Task: Carry none of the pictures over; set down the material below exactly.

Records for this exercise:

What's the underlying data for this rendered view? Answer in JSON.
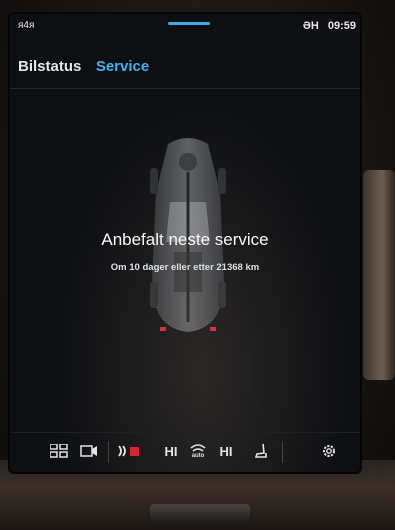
{
  "status_bar": {
    "left_text": "ᴙ4ᴙ",
    "profile_text": "ƏH",
    "clock": "09:59"
  },
  "header": {
    "tabs": [
      {
        "label": "Bilstatus",
        "active": false
      },
      {
        "label": "Service",
        "active": true
      }
    ]
  },
  "service": {
    "title": "Anbefalt neste service",
    "subtitle": "Om 10 dager eller etter 21368 km"
  },
  "climate_bar": {
    "left_heat_label": "HI",
    "right_heat_label": "HI",
    "fan_label": "auto"
  },
  "colors": {
    "accent": "#3fb3ef",
    "active_red": "#d9232e",
    "screen_bg": "#0d0f12"
  }
}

Exercise response:
What's the underlying data for this rendered view? Answer in JSON.
{
  "status_bar": {
    "left_text": "ᴙ4ᴙ",
    "profile_text": "ƏH",
    "clock": "09:59"
  },
  "header": {
    "tabs": [
      {
        "label": "Bilstatus",
        "active": false
      },
      {
        "label": "Service",
        "active": true
      }
    ]
  },
  "service": {
    "title": "Anbefalt neste service",
    "subtitle": "Om 10 dager eller etter 21368 km"
  },
  "climate_bar": {
    "left_heat_label": "HI",
    "right_heat_label": "HI",
    "fan_label": "auto"
  },
  "colors": {
    "accent": "#3fb3ef",
    "active_red": "#d9232e",
    "screen_bg": "#0d0f12"
  }
}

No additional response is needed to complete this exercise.